**Description of the task**
Transcribe all of the records word for word, but omit the pictures.
--- START OF Task data ---
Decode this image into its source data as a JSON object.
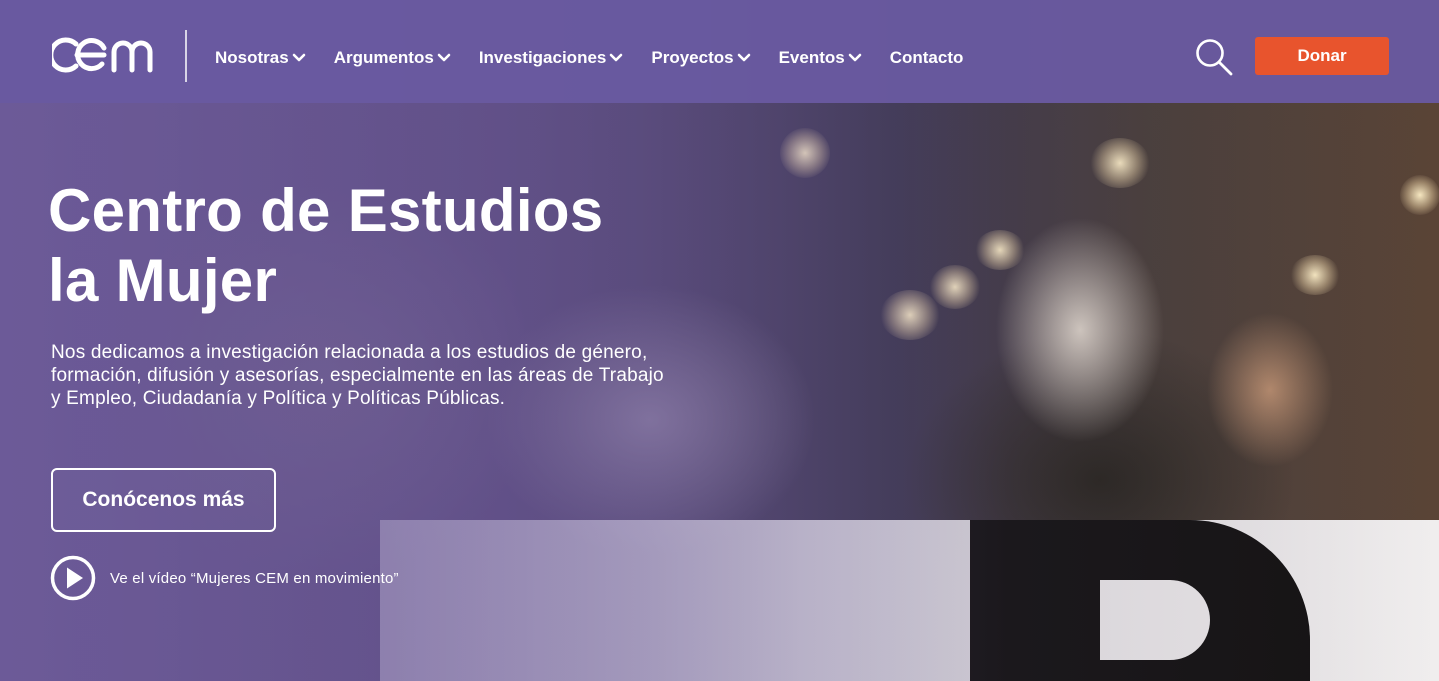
{
  "brand": {
    "logo_text": "cem",
    "colors": {
      "header": "#695aa0",
      "donate": "#e8542d",
      "text": "#ffffff"
    }
  },
  "header": {
    "nav": [
      {
        "label": "Nosotras",
        "has_dropdown": true
      },
      {
        "label": "Argumentos",
        "has_dropdown": true
      },
      {
        "label": "Investigaciones",
        "has_dropdown": true
      },
      {
        "label": "Proyectos",
        "has_dropdown": true
      },
      {
        "label": "Eventos",
        "has_dropdown": true
      },
      {
        "label": "Contacto",
        "has_dropdown": false
      }
    ],
    "search_icon": "search-icon",
    "donate_label": "Donar"
  },
  "hero": {
    "title_line1": "Centro de Estudios",
    "title_line2": "la Mujer",
    "description": "Nos dedicamos a investigación relacionada a los estudios de género, formación, difusión y asesorías, especialmente en las áreas de Trabajo y Empleo, Ciudadanía y Política y Políticas Públicas.",
    "cta_label": "Conócenos más",
    "video_icon": "play-circle-icon",
    "video_label": "Ve el vídeo “Mujeres CEM en movimiento”"
  }
}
--- END OF Task data ---
**Result of this exercise**
Decode this image into its source data as a JSON object.
{
  "brand": {
    "logo_text": "cem",
    "colors": {
      "header": "#695aa0",
      "donate": "#e8542d",
      "text": "#ffffff"
    }
  },
  "header": {
    "nav": [
      {
        "label": "Nosotras",
        "has_dropdown": true
      },
      {
        "label": "Argumentos",
        "has_dropdown": true
      },
      {
        "label": "Investigaciones",
        "has_dropdown": true
      },
      {
        "label": "Proyectos",
        "has_dropdown": true
      },
      {
        "label": "Eventos",
        "has_dropdown": true
      },
      {
        "label": "Contacto",
        "has_dropdown": false
      }
    ],
    "search_icon": "search-icon",
    "donate_label": "Donar"
  },
  "hero": {
    "title_line1": "Centro de Estudios",
    "title_line2": "la Mujer",
    "description": "Nos dedicamos a investigación relacionada a los estudios de género, formación, difusión y asesorías, especialmente en las áreas de Trabajo y Empleo, Ciudadanía y Política y Políticas Públicas.",
    "cta_label": "Conócenos más",
    "video_icon": "play-circle-icon",
    "video_label": "Ve el vídeo “Mujeres CEM en movimiento”"
  }
}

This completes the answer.